Records for the exercise:
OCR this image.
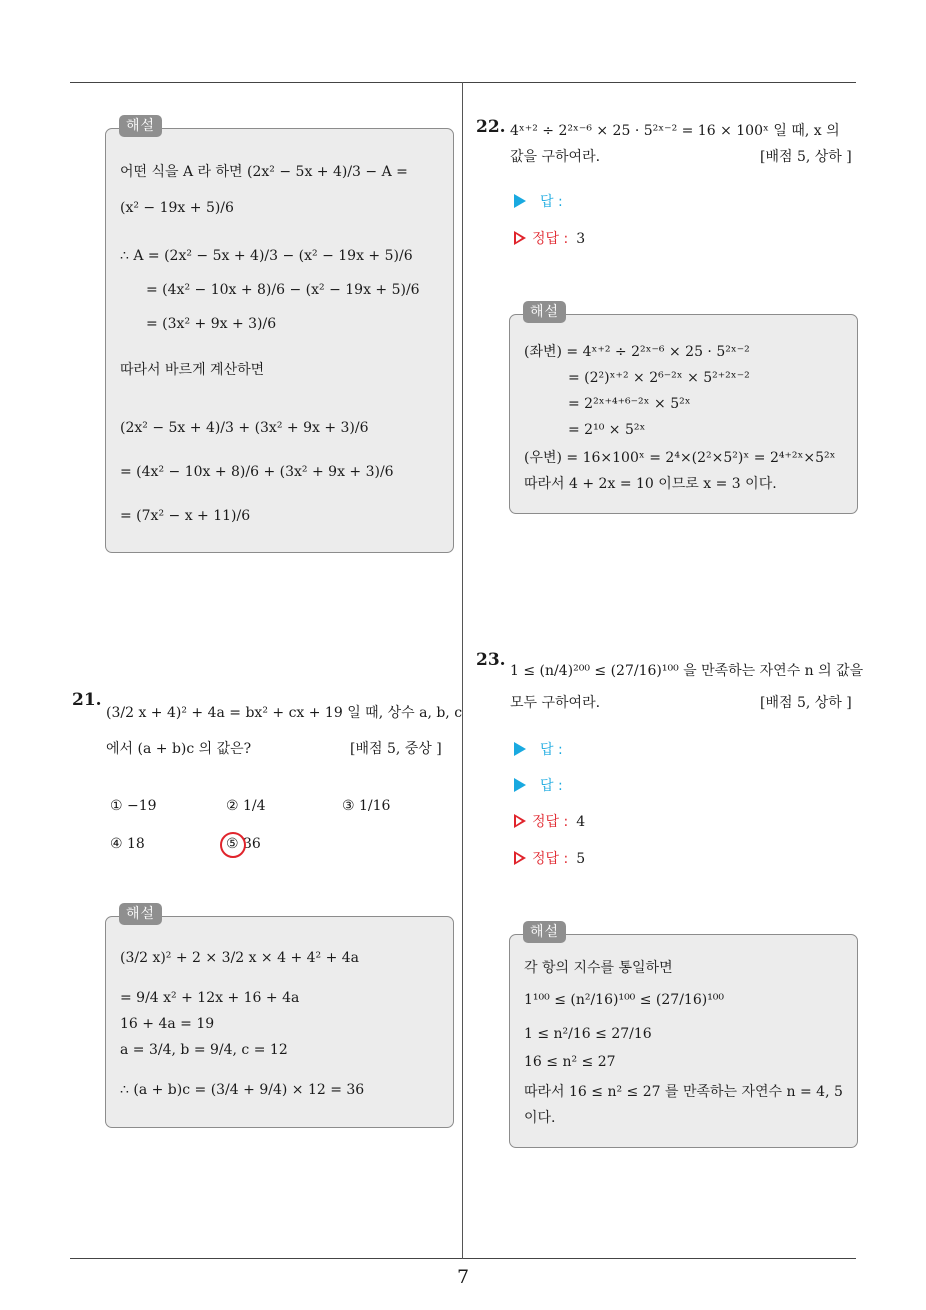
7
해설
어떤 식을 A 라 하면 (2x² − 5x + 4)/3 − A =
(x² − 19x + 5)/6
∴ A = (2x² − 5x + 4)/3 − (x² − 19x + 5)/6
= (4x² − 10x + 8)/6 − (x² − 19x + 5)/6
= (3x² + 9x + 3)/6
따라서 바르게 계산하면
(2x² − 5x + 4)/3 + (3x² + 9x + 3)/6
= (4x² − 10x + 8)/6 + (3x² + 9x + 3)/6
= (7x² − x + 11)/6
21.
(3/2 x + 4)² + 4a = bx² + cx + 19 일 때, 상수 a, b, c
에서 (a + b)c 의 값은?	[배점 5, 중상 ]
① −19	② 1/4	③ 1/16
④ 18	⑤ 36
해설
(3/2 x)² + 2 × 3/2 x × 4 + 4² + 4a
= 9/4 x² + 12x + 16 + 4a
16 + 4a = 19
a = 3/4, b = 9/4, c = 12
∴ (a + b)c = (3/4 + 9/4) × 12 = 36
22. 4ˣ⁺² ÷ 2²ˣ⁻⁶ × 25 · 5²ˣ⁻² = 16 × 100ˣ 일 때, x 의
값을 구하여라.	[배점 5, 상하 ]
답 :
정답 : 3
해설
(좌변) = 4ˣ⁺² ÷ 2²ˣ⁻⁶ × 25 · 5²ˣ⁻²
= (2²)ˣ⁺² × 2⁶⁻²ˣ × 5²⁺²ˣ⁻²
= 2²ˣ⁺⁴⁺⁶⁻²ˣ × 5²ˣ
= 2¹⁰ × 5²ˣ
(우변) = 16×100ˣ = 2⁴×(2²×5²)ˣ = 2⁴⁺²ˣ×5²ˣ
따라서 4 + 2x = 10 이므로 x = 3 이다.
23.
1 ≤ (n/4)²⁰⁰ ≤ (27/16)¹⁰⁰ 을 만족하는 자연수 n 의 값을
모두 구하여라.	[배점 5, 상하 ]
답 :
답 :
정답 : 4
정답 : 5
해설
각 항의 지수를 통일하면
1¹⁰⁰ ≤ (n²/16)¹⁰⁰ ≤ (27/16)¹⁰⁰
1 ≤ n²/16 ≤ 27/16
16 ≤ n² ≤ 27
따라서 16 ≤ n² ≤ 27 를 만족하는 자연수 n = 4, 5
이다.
---
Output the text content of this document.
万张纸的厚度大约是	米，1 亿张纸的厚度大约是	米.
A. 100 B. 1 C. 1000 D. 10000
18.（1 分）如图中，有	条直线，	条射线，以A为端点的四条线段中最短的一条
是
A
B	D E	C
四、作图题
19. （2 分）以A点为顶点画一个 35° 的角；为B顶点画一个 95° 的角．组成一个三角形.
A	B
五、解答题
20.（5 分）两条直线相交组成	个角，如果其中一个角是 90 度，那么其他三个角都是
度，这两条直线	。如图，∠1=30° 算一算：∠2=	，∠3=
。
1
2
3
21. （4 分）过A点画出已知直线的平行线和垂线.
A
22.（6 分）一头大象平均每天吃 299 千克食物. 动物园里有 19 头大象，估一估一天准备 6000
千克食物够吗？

Given problem:
Extract all lines from the material above that include the word "this".

Answer:
OCR this image.
Output the text content of this document.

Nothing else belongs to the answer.